- **TEKS HALAMAN**:
▼
Harga minyak secara mengejutkan stabil pada Senin (25/11/2019), meskipun sensitivitas normal terhadap berita utama perdagangan.
New York (ANTARA) - Harga minyak naik pada akhir perdagangan Senin (Selasa pagi WIB), karena pernyataan positif dari Amerika Serikat dan China menyalakan kembali harapan di pasar global bahwa dua ekonomi terbesar di dunia itu dapat segera menandatangani kesepakatan sementara untuk mengakhiri perang dagang mereka.

Minyak mentah berjangka Brent mengakhiri sesi dengan kenaikan naik 26 sen atau 0,4 persen pada 63,65 dolar AS per barel, sementara minyak mentah berjangka West Texas Intermediate (WTI) bertambah 24 sen atau 0,4 persen menjadi menetap di 58,01 dolar AS per barel.

"Harga minyak secara mengejutkan stabil pada Senin (25/11/2019), meskipun sensitivitas normal terhadap berita utama perdagangan," kata Craig Erlam, analis pasar senior di OANDA.
▲
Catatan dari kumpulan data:
▼
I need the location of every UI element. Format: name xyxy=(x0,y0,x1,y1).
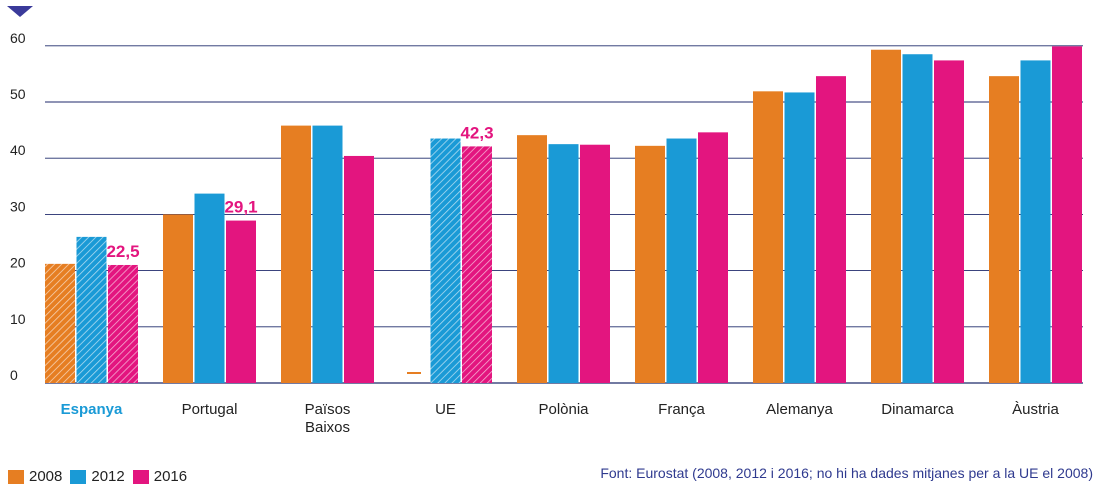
y-tick-label-0: 0 xyxy=(10,367,18,383)
chart-marker-triangle-icon xyxy=(7,6,33,17)
y-tick-label-30: 30 xyxy=(10,198,26,214)
bar-2012-6 xyxy=(784,92,815,384)
category-label-4: Polònia xyxy=(538,401,589,418)
source-note: Font: Eurostat (2008, 2012 i 2016; no hi… xyxy=(600,465,1093,481)
bar-2008-2 xyxy=(281,125,311,383)
bar-2012-1 xyxy=(194,193,225,383)
y-tick-label-40: 40 xyxy=(10,142,26,158)
bar-2016-2 xyxy=(344,155,374,383)
category-label-0: Espanya xyxy=(61,401,123,418)
legend-swatch-2008 xyxy=(8,469,24,484)
bar-2012-4 xyxy=(548,144,579,383)
legend-swatch-2012 xyxy=(70,469,87,484)
bar-2016-7 xyxy=(934,60,964,384)
legend-label-2008: 2008 xyxy=(29,468,63,485)
bar-2012-2 xyxy=(312,125,343,383)
bar-2012-3 xyxy=(430,138,461,383)
bar-2008-5 xyxy=(635,145,665,383)
category-label-6: Alemanya xyxy=(766,401,833,418)
legend-item-2008: 2008 xyxy=(8,468,62,485)
y-tick-label-60: 60 xyxy=(10,30,26,46)
data-label-0: 22,5 xyxy=(106,242,139,261)
bar-2008-1 xyxy=(163,214,193,383)
bar-2012-5 xyxy=(666,138,697,383)
y-tick-label-10: 10 xyxy=(10,311,26,327)
category-label-5: França xyxy=(658,401,705,418)
legend-swatch-2016 xyxy=(132,469,149,484)
bar-2012-7 xyxy=(902,54,933,383)
category-label-1: Portugal xyxy=(182,401,238,418)
data-label-1: 29,1 xyxy=(224,198,257,217)
y-tick-label-50: 50 xyxy=(10,86,26,102)
bar-2008-6 xyxy=(753,91,783,384)
bar-2016-5 xyxy=(698,132,728,383)
legend-item-2016: 2016 xyxy=(132,468,188,485)
bar-2008-0 xyxy=(45,263,75,383)
legend: 2008 2012 2016 xyxy=(8,468,195,485)
bar-2016-3 xyxy=(462,146,492,383)
category-label-3: UE xyxy=(435,401,456,418)
legend-item-2012: 2012 xyxy=(70,468,125,485)
legend-label-2012: 2012 xyxy=(91,468,125,485)
category-label-2: Països Baixos xyxy=(305,401,351,436)
bar-2008-4 xyxy=(517,135,547,383)
bar-2016-4 xyxy=(580,144,610,383)
data-label-2: 42,3 xyxy=(460,123,493,142)
bar-2016-8 xyxy=(1052,46,1082,383)
category-label-7: Dinamarca xyxy=(881,401,954,418)
bar-chart: 0 10 20 30 40 50 60 Espanya Portugal Països Baixos… xyxy=(7,6,1083,436)
bar-2016-6 xyxy=(816,76,846,383)
bar-2016-0 xyxy=(108,264,138,383)
legend-label-2016: 2016 xyxy=(153,468,188,485)
bar-2012-0 xyxy=(76,236,107,383)
bar-2008-7 xyxy=(871,49,901,383)
bar-2012-8 xyxy=(1020,60,1051,384)
y-tick-label-20: 20 xyxy=(10,255,26,271)
bar-2016-1 xyxy=(226,220,256,383)
bar-2008-8 xyxy=(989,76,1019,383)
category-label-8: Àustria xyxy=(1012,401,1059,418)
▲
- **DAFTAR TUGAS**:
**a)** Sebutkan semua baris dalam catatan yang memuat kata "item".
**b)** Tuliskan lanjutan berita tentang harga minyak di atas, mulai setelah kalimat terakhir yang ditampilkan.

- **HASIL TIAP TUGAS**:
**a)**
legend-item-2008: 2008 xyxy=(8,468,62,485)
legend-item-2016: 2016 xyxy=(132,468,188,485)
legend-item-2012: 2012 xyxy=(70,468,125,485)

**b)**
"Momentum jelas kurang dalam reli yang lebih baru dalam minyak mentah, meskipun kenaikan yang kuat akhir pekan lalu dapat memberikan beberapa alasan untuk optimisme."

Baca juga: China serang AS sebagai sumber ketidakstabilan terbesar di dunia

Harga juga didukung oleh pasar ekuitas yang kuat, ketika S&P 500 dan indeks Nasdaq naik ke rekor tertinggi baru pada Senin (25/11/2019).

Analis di Barclays mengatakan mereka memperkirakan Brent terombang-ambing di kisaran 60 dolar AS per barel selama dua tahun ke depan.

Penasihat keamanan nasional AS Robert O'Brien pada Sabtu (23/11/2019) mengatakan bahwa perjanjian perdagangan awal dengan China masih mungkin dilakukan pada akhir tahun.

Harian China, Global Times, Senin (23/11/2019) mengutip para ahli yang dekat dengan pemerintah China, mengatakan bahwa China dan Amerika Serikat telah mencapai konsensus luas pada kesepakatan perdagangan fase pertama, meskipun beberapa perbedaan tetap ada menyangkut penghapusan tarif.

Presiden AS Donald Trump dan timpalan China Xi Jinping pada Jumat (22/11/2019) menyatakan keinginan untuk menandatangani kesepakatan perdagangan awal dan meredakan perang tarif 16 bulan yang telah menurunkan pertumbuhan global.

Namun, tetap ada kekhawatiran bahwa berbagai peristiwa di Hong Kong, yang terbelah oleh kerusuhan anti-pemerintah selama berbulan-bulan, dapat merusak kemajuan dalam pembicaraan perdagangan.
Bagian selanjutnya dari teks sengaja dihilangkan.